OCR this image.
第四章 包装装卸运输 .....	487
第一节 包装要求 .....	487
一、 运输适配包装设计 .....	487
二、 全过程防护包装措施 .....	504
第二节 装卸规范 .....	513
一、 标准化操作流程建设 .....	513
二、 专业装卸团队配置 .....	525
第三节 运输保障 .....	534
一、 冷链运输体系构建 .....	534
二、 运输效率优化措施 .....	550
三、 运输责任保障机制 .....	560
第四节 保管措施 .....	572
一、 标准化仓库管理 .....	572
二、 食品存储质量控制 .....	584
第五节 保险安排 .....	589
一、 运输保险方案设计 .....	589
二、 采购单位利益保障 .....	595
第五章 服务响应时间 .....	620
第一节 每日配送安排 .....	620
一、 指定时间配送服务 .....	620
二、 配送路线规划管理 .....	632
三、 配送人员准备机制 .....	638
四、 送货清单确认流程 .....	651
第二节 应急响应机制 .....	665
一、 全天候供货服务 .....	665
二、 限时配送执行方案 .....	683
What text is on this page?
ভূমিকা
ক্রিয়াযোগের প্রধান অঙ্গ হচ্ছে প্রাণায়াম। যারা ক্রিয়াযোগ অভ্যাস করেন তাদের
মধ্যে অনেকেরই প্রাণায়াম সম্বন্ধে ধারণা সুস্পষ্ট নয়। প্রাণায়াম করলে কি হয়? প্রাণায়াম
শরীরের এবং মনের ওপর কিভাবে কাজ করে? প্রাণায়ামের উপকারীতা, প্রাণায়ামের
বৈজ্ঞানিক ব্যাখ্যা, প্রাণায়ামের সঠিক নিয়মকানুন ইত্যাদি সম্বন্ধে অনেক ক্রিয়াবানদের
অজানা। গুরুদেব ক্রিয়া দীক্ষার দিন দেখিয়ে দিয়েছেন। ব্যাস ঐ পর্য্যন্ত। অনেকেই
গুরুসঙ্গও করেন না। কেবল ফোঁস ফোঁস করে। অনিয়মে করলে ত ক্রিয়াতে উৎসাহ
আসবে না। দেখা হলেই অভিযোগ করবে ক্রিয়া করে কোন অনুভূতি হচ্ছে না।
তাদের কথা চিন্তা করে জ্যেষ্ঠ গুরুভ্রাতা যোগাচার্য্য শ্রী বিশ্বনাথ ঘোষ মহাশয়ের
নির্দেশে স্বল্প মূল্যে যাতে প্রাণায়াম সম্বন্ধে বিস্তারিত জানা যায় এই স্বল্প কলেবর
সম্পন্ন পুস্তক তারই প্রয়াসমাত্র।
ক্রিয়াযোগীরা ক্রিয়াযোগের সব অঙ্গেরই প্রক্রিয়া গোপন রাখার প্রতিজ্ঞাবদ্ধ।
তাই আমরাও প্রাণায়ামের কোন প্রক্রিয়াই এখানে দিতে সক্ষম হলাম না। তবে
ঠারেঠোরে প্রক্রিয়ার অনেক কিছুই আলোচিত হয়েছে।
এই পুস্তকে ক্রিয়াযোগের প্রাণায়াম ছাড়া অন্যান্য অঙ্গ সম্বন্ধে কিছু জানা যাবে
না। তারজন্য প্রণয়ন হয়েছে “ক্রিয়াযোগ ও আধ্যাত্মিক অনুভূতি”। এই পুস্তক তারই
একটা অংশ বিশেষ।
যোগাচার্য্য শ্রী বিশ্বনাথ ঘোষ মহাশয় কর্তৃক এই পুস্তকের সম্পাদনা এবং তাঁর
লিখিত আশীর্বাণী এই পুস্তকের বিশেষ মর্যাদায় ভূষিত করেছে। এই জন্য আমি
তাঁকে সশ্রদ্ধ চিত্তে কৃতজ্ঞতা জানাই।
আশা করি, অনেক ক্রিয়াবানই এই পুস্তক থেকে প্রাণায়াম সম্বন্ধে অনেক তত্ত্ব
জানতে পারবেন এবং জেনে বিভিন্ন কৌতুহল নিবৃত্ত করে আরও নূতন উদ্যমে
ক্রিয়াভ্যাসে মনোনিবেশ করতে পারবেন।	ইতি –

--*--

* What is expected
All lines from the one with "What text is on this page?" through the final line above are to be quoted exactly; quote no other line.

* Answer to the exercise
What text is on this page?
ভূমিকা
ক্রিয়াযোগের প্রধান অঙ্গ হচ্ছে প্রাণায়াম। যারা ক্রিয়াযোগ অভ্যাস করেন তাদের
মধ্যে অনেকেরই প্রাণায়াম সম্বন্ধে ধারণা সুস্পষ্ট নয়। প্রাণায়াম করলে কি হয়? প্রাণায়াম
শরীরের এবং মনের ওপর কিভাবে কাজ করে? প্রাণায়ামের উপকারীতা, প্রাণায়ামের
বৈজ্ঞানিক ব্যাখ্যা, প্রাণায়ামের সঠিক নিয়মকানুন ইত্যাদি সম্বন্ধে অনেক ক্রিয়াবানদের
অজানা। গুরুদেব ক্রিয়া দীক্ষার দিন দেখিয়ে দিয়েছেন। ব্যাস ঐ পর্য্যন্ত। অনেকেই
গুরুসঙ্গও করেন না। কেবল ফোঁস ফোঁস করে। অনিয়মে করলে ত ক্রিয়াতে উৎসাহ
আসবে না। দেখা হলেই অভিযোগ করবে ক্রিয়া করে কোন অনুভূতি হচ্ছে না।
তাদের কথা চিন্তা করে জ্যেষ্ঠ গুরুভ্রাতা যোগাচার্য্য শ্রী বিশ্বনাথ ঘোষ মহাশয়ের
নির্দেশে স্বল্প মূল্যে যাতে প্রাণায়াম সম্বন্ধে বিস্তারিত জানা যায় এই স্বল্প কলেবর
সম্পন্ন পুস্তক তারই প্রয়াসমাত্র।
ক্রিয়াযোগীরা ক্রিয়াযোগের সব অঙ্গেরই প্রক্রিয়া গোপন রাখার প্রতিজ্ঞাবদ্ধ।
তাই আমরাও প্রাণায়ামের কোন প্রক্রিয়াই এখানে দিতে সক্ষম হলাম না। তবে
ঠারেঠোরে প্রক্রিয়ার অনেক কিছুই আলোচিত হয়েছে।
এই পুস্তকে ক্রিয়াযোগের প্রাণায়াম ছাড়া অন্যান্য অঙ্গ সম্বন্ধে কিছু জানা যাবে
না। তারজন্য প্রণয়ন হয়েছে “ক্রিয়াযোগ ও আধ্যাত্মিক অনুভূতি”। এই পুস্তক তারই
একটা অংশ বিশেষ।
যোগাচার্য্য শ্রী বিশ্বনাথ ঘোষ মহাশয় কর্তৃক এই পুস্তকের সম্পাদনা এবং তাঁর
লিখিত আশীর্বাণী এই পুস্তকের বিশেষ মর্যাদায় ভূষিত করেছে। এই জন্য আমি
তাঁকে সশ্রদ্ধ চিত্তে কৃতজ্ঞতা জানাই।
আশা করি, অনেক ক্রিয়াবানই এই পুস্তক থেকে প্রাণায়াম সম্বন্ধে অনেক তত্ত্ব
জানতে পারবেন এবং জেনে বিভিন্ন কৌতুহল নিবৃত্ত করে আরও নূতন উদ্যমে
ক্রিয়াভ্যাসে মনোনিবেশ করতে পারবেন।	ইতি –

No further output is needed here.